Collection entries:
——————
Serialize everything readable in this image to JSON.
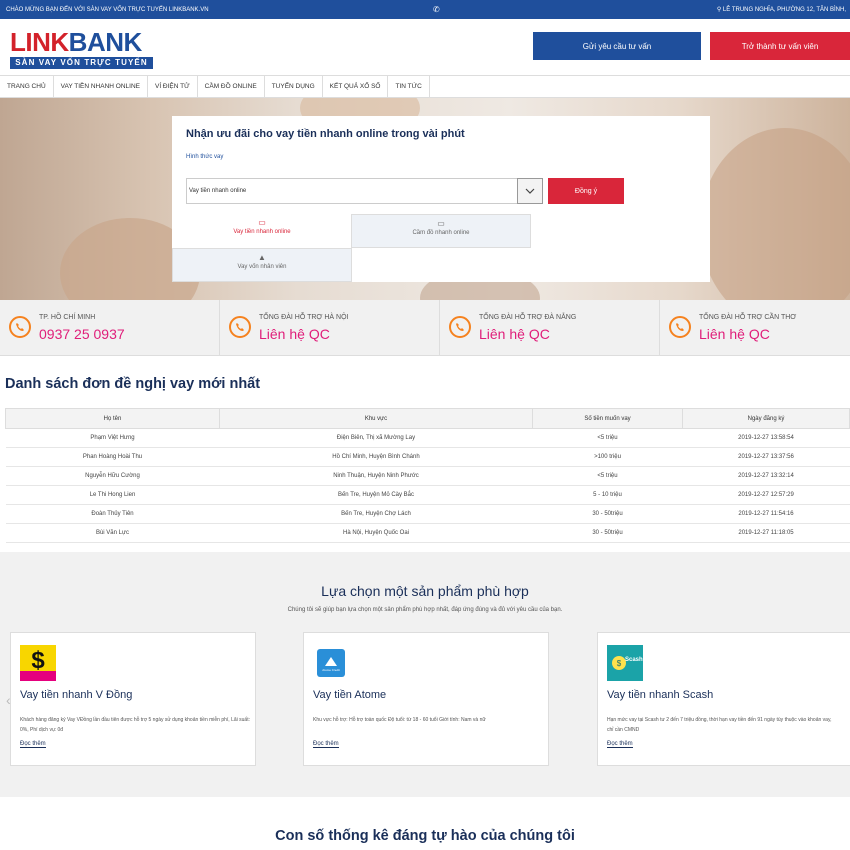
{
  "topbar": {
    "welcome": "CHÀO MỪNG BẠN ĐẾN VỚI SÀN VAY VỐN TRỰC TUYẾN LINKBANK.VN",
    "address": "LÊ TRUNG NGHĨA, PHƯỜNG 12, TÂN BÌNH,"
  },
  "header": {
    "logo_part1": "LINK",
    "logo_part2": "BANK",
    "logo_tagline": "SÀN VAY VỐN TRỰC TUYẾN",
    "consult_button": "Gửi yêu cầu tư vấn",
    "advisor_button": "Trở thành tư vấn viên"
  },
  "nav": {
    "items": [
      "TRANG CHỦ",
      "VAY TIỀN NHANH ONLINE",
      "VÍ ĐIỆN TỬ",
      "CẦM ĐỒ ONLINE",
      "TUYỂN DỤNG",
      "KẾT QUẢ XỔ SỐ",
      "TIN TỨC"
    ]
  },
  "loan_form": {
    "title": "Nhận ưu đãi cho vay tiền nhanh online trong vài phút",
    "type_label": "Hình thức vay",
    "selected": "Vay tiền nhanh online",
    "agree_button": "Đồng ý",
    "tabs": [
      "Vay tiền nhanh online",
      "Cầm đồ nhanh online",
      "Vay vốn nhân viên"
    ]
  },
  "hotlines": [
    {
      "title": "TP. HỒ CHÍ MINH",
      "number": "0937 25 0937"
    },
    {
      "title": "TỔNG ĐÀI HỖ TRỢ HÀ NỘI",
      "number": "Liên hệ QC"
    },
    {
      "title": "TỔNG ĐÀI HỖ TRỢ ĐÀ NẴNG",
      "number": "Liên hệ QC"
    },
    {
      "title": "TỔNG ĐÀI HỖ TRỢ CẦN THƠ",
      "number": "Liên hệ QC"
    }
  ],
  "loan_list": {
    "title": "Danh sách đơn đề nghị vay mới nhất",
    "columns": [
      "Họ tên",
      "Khu vực",
      "Số tiền muốn vay",
      "Ngày đăng ký"
    ],
    "rows": [
      [
        "Phạm Việt Hưng",
        "Điện Biên, Thị xã Mường Lay",
        "<5 triệu",
        "2019-12-27 13:58:54"
      ],
      [
        "Phan Hoàng Hoài Thu",
        "Hồ Chí Minh, Huyện Bình Chánh",
        ">100 triệu",
        "2019-12-27 13:37:56"
      ],
      [
        "Nguyễn Hữu Cường",
        "Ninh Thuận, Huyện Ninh Phước",
        "<5 triệu",
        "2019-12-27 13:32:14"
      ],
      [
        "Le Thi Hong Lien",
        "Bến Tre, Huyện Mỏ Cày Bắc",
        "5 - 10 triệu",
        "2019-12-27 12:57:29"
      ],
      [
        "Đoàn Thủy Tiên",
        "Bến Tre, Huyện Chợ Lách",
        "30 - 50triệu",
        "2019-12-27 11:54:16"
      ],
      [
        "Bùi Văn Lực",
        "Hà Nội, Huyện Quốc Oai",
        "30 - 50triệu",
        "2019-12-27 11:18:05"
      ]
    ]
  },
  "products": {
    "title": "Lựa chọn một sản phẩm phù hợp",
    "subtitle": "Chúng tôi sẽ giúp bạn lựa chọn một sản phẩm phù hợp nhất, đáp ứng đúng và đủ với yêu cầu của bạn.",
    "items": [
      {
        "name": "Vay tiền nhanh V Đồng",
        "desc": "Khách hàng đăng ký Vay VĐồng lần đầu tiên được hỗ trợ 5 ngày sử dụng khoản tiền miễn phí, Lãi suất: 0%, Phí dịch vụ: 0đ",
        "more": "Đọc thêm",
        "logo_text": "$"
      },
      {
        "name": "Vay tiền Atome",
        "desc": "Khu vực hỗ trợ: Hỗ trợ toàn quốc Độ tuổi: từ 18 - 60 tuổi Giới tính: Nam và nữ",
        "more": "Đọc thêm",
        "logo_text": "Atome Credit"
      },
      {
        "name": "Vay tiền nhanh Scash",
        "desc": "Hạn mức vay tại Scash tư 2 đến 7 triệu đồng, thời hạn vay tiền đến 91 ngày tùy thuộc vào khoản vay, chỉ cần CMND",
        "more": "Đọc thêm",
        "logo_text": "Scash"
      }
    ]
  },
  "stats": {
    "title": "Con số thống kê đáng tự hào của chúng tôi"
  },
  "colors": {
    "brand_blue": "#1f4f9c",
    "brand_red": "#d9263a",
    "hotline_pink": "#e01e7a",
    "phone_orange": "#f5821f"
  }
}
——————
List all lines holding the string "TUYẾN".

→ SOLUTION TO THIS PROBLEM
    "welcome": "CHÀO MỪNG BẠN ĐẾN VỚI SÀN VAY VỐN TRỰC TUYẾN LINKBANK.VN",
    "logo_tagline": "SÀN VAY VỐN TRỰC TUYẾN",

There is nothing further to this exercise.